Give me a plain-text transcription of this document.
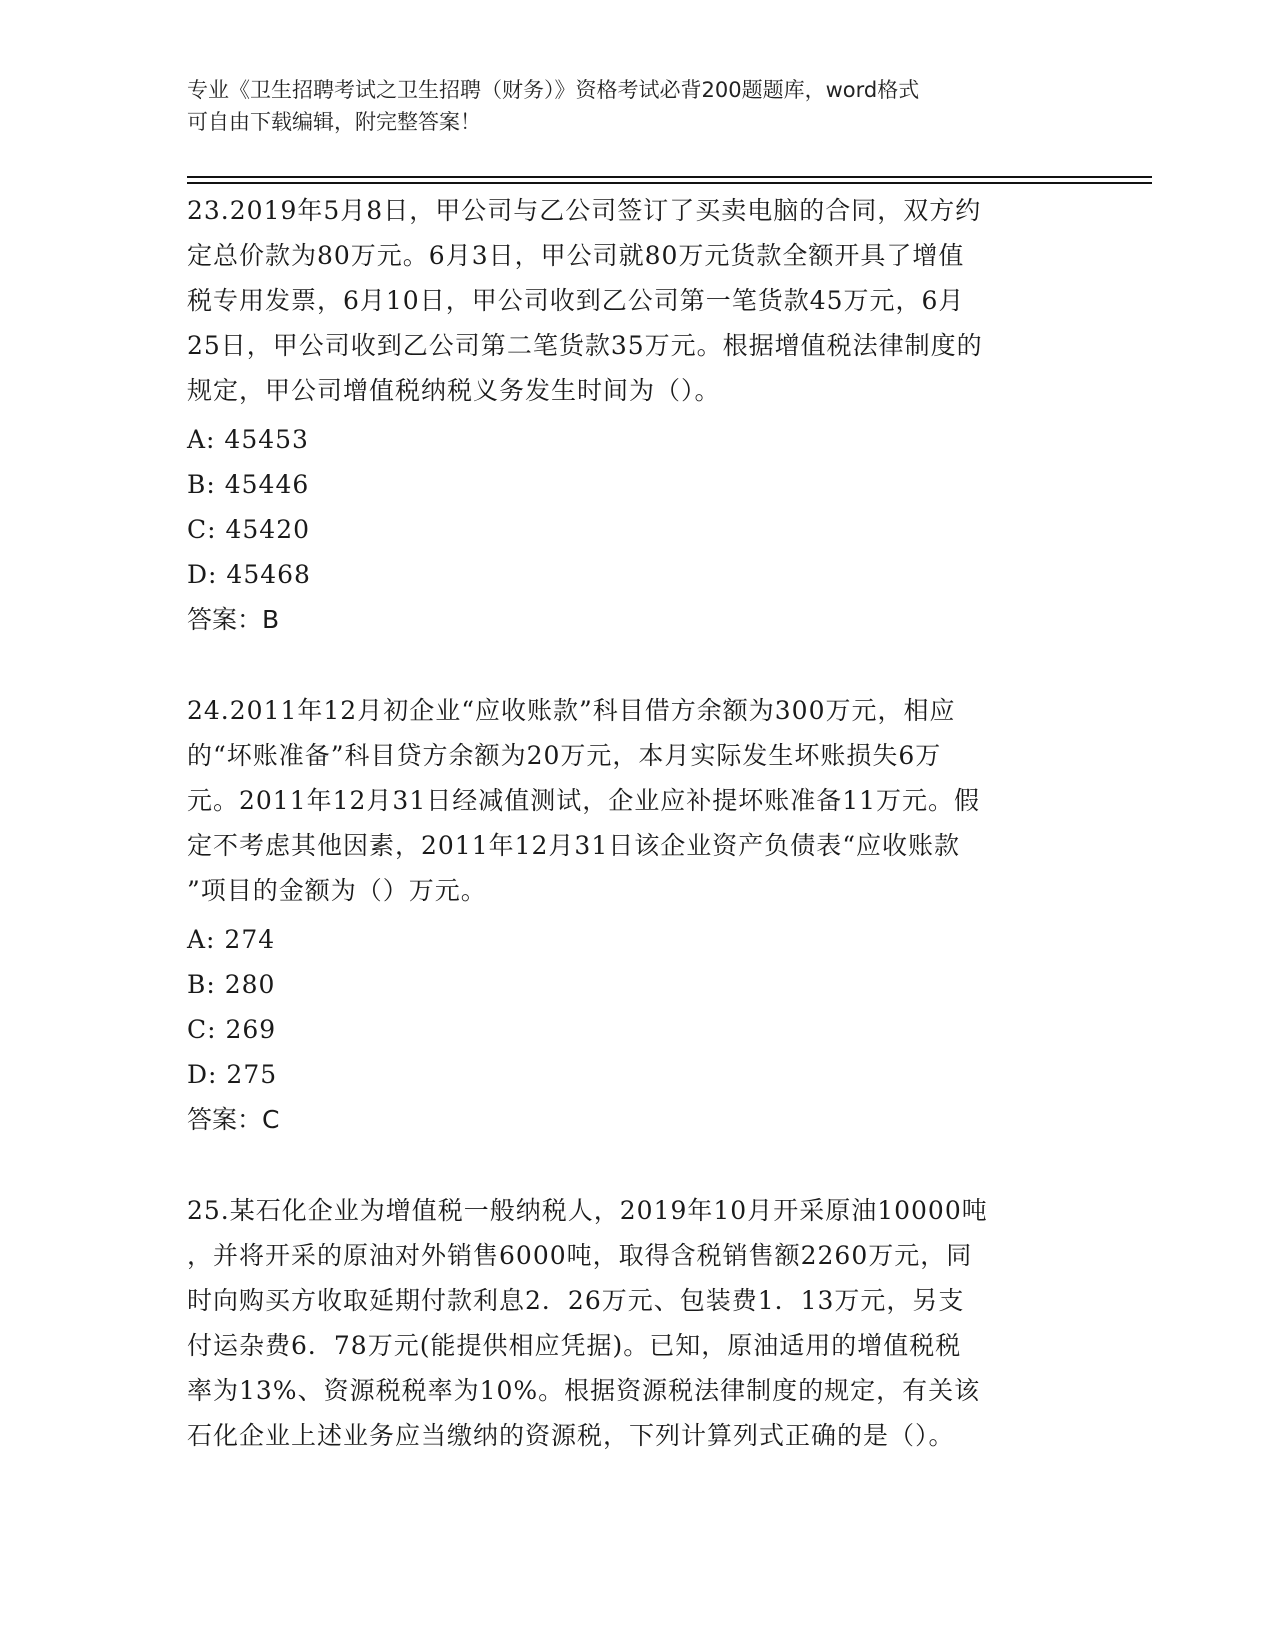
专业《卫生招聘考试之卫生招聘（财务）》资格考试必背200题题库，word格式
可自由下载编辑，附完整答案！

23.2019年5月8日，甲公司与乙公司签订了买卖电脑的合同，双方约
定总价款为80万元。6月3日，甲公司就80万元货款全额开具了增值
税专用发票，6月10日，甲公司收到乙公司第一笔货款45万元，6月
25日，甲公司收到乙公司第二笔货款35万元。根据增值税法律制度的
规定，甲公司增值税纳税义务发生时间为（）。

A: 45453
B: 45446
C: 45420
D: 45468
答案：B

24.2011年12月初企业“应收账款”科目借方余额为300万元，相应
的“坏账准备”科目贷方余额为20万元，本月实际发生坏账损失6万
元。2011年12月31日经减值测试，企业应补提坏账准备11万元。假
定不考虑其他因素，2011年12月31日该企业资产负债表“应收账款
”项目的金额为（）万元。

A: 274
B: 280
C: 269
D: 275
答案：C

25.某石化企业为增值税一般纳税人，2019年10月开采原油10000吨
，并将开采的原油对外销售6000吨，取得含税销售额2260万元，同
时向购买方收取延期付款利息2．26万元、包装费1．13万元，另支
付运杂费6．78万元(能提供相应凭据)。已知，原油适用的增值税税
率为13%、资源税税率为10%。根据资源税法律制度的规定，有关该
石化企业上述业务应当缴纳的资源税，下列计算列式正确的是（）。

###

_WORK TO COMPLETE_. Skip the pictures and print each record exactly as it stands.

_OUTPUT FOR THIS EXERCISE_.
Give me a plain-text transcription of this document.
专业《卫生招聘考试之卫生招聘（财务）》资格考试必背200题题库，word格式
可自由下载编辑，附完整答案！

23.2019年5月8日，甲公司与乙公司签订了买卖电脑的合同，双方约
定总价款为80万元。6月3日，甲公司就80万元货款全额开具了增值
税专用发票，6月10日，甲公司收到乙公司第一笔货款45万元，6月
25日，甲公司收到乙公司第二笔货款35万元。根据增值税法律制度的
规定，甲公司增值税纳税义务发生时间为（）。

A: 45453
B: 45446
C: 45420
D: 45468
答案：B

24.2011年12月初企业“应收账款”科目借方余额为300万元，相应
的“坏账准备”科目贷方余额为20万元，本月实际发生坏账损失6万
元。2011年12月31日经减值测试，企业应补提坏账准备11万元。假
定不考虑其他因素，2011年12月31日该企业资产负债表“应收账款
”项目的金额为（）万元。

A: 274
B: 280
C: 269
D: 275
答案：C

25.某石化企业为增值税一般纳税人，2019年10月开采原油10000吨
，并将开采的原油对外销售6000吨，取得含税销售额2260万元，同
时向购买方收取延期付款利息2．26万元、包装费1．13万元，另支
付运杂费6．78万元(能提供相应凭据)。已知，原油适用的增值税税
率为13%、资源税税率为10%。根据资源税法律制度的规定，有关该
石化企业上述业务应当缴纳的资源税，下列计算列式正确的是（）。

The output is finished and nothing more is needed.